• _Task instructions_: Output the listing verbatim, leaving out every picture.

=== Data for review ===

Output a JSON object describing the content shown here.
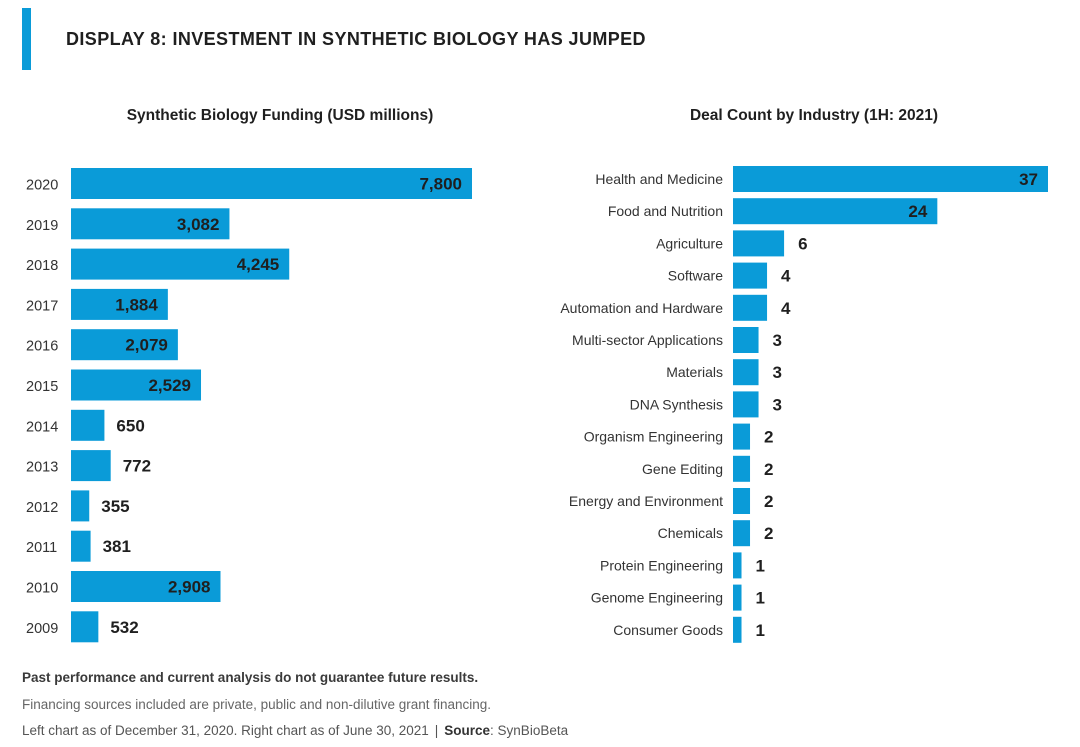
{
  "header": {
    "title": "DISPLAY 8: INVESTMENT IN SYNTHETIC BIOLOGY HAS JUMPED",
    "accent_color": "#0a9bd8"
  },
  "chart_data": [
    {
      "type": "bar",
      "orientation": "horizontal",
      "title": "Synthetic Biology Funding (USD millions)",
      "categories": [
        "2020",
        "2019",
        "2018",
        "2017",
        "2016",
        "2015",
        "2014",
        "2013",
        "2012",
        "2011",
        "2010",
        "2009"
      ],
      "values": [
        7800,
        3082,
        4245,
        1884,
        2079,
        2529,
        650,
        772,
        355,
        381,
        2908,
        532
      ],
      "labels": [
        "7,800",
        "3,082",
        "4,245",
        "1,884",
        "2,079",
        "2,529",
        "650",
        "772",
        "355",
        "381",
        "2,908",
        "532"
      ],
      "xlim": [
        0,
        7800
      ],
      "bar_color": "#0a9bd8",
      "grid": false,
      "legend": "none"
    },
    {
      "type": "bar",
      "orientation": "horizontal",
      "title": "Deal Count by Industry (1H: 2021)",
      "categories": [
        "Health and Medicine",
        "Food and Nutrition",
        "Agriculture",
        "Software",
        "Automation and Hardware",
        "Multi-sector Applications",
        "Materials",
        "DNA Synthesis",
        "Organism Engineering",
        "Gene Editing",
        "Energy and Environment",
        "Chemicals",
        "Protein Engineering",
        "Genome Engineering",
        "Consumer Goods"
      ],
      "values": [
        37,
        24,
        6,
        4,
        4,
        3,
        3,
        3,
        2,
        2,
        2,
        2,
        1,
        1,
        1
      ],
      "xlim": [
        0,
        37
      ],
      "bar_color": "#0a9bd8",
      "grid": false,
      "legend": "none"
    }
  ],
  "footer": {
    "disclaimer": "Past performance and current analysis do not guarantee future results.",
    "financing_note": "Financing sources included are private, public and non-dilutive grant financing.",
    "as_of": "Left chart as of December 31, 2020. Right chart as of June 30, 2021",
    "separator": "|",
    "source_label": "Source",
    "source_value": ": SynBioBeta"
  }
}
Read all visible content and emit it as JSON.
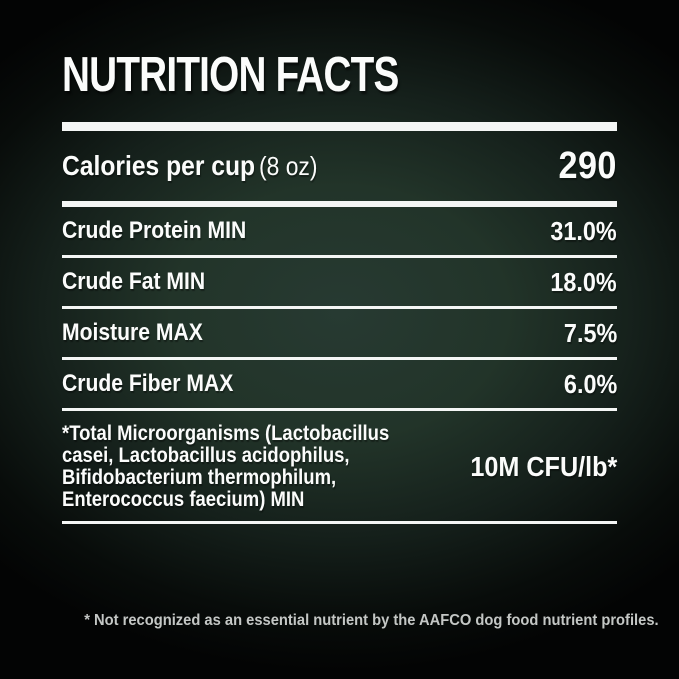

===

• _Solved exercise_:
Output a JSON object describing the content shown here.
{
  "header": {
    "title": "DISPLAY 8: INVESTMENT IN SYNTHETIC BIOLOGY HAS JUMPED",
    "accent_color": "#0a9bd8"
  },
  "chart_data": [
    {
      "type": "bar",
      "orientation": "horizontal",
      "title": "Synthetic Biology Funding (USD millions)",
      "categories": [
        "2020",
        "2019",
        "2018",
        "2017",
        "2016",
        "2015",
        "2014",
        "2013",
        "2012",
        "2011",
        "2010",
        "2009"
      ],
      "values": [
        7800,
        3082,
        4245,
        1884,
        2079,
        2529,
        650,
        772,
        355,
        381,
        2908,
        532
      ],
      "labels": [
        "7,800",
        "3,082",
        "4,245",
        "1,884",
        "2,079",
        "2,529",
        "650",
        "772",
        "355",
        "381",
        "2,908",
        "532"
      ],
      "xlim": [
        0,
        7800
      ],
      "bar_color": "#0a9bd8",
      "grid": false,
      "legend": "none"
    },
    {
      "type": "bar",
      "orientation": "horizontal",
      "title": "Deal Count by Industry (1H: 2021)",
      "categories": [
        "Health and Medicine",
        "Food and Nutrition",
        "Agriculture",
        "Software",
        "Automation and Hardware",
        "Multi-sector Applications",
        "Materials",
        "DNA Synthesis",
        "Organism Engineering",
        "Gene Editing",
        "Energy and Environment",
        "Chemicals",
        "Protein Engineering",
        "Genome Engineering",
        "Consumer Goods"
      ],
      "values": [
        37,
        24,
        6,
        4,
        4,
        3,
        3,
        3,
        2,
        2,
        2,
        2,
        1,
        1,
        1
      ],
      "xlim": [
        0,
        37
      ],
      "bar_color": "#0a9bd8",
      "grid": false,
      "legend": "none"
    }
  ],
  "footer": {
    "disclaimer": "Past performance and current analysis do not guarantee future results.",
    "financing_note": "Financing sources included are private, public and non-dilutive grant financing.",
    "as_of": "Left chart as of December 31, 2020. Right chart as of June 30, 2021",
    "separator": "|",
    "source_label": "Source",
    "source_value": ": SynBioBeta"
  }
}
Read all visible content and emit it as JSON.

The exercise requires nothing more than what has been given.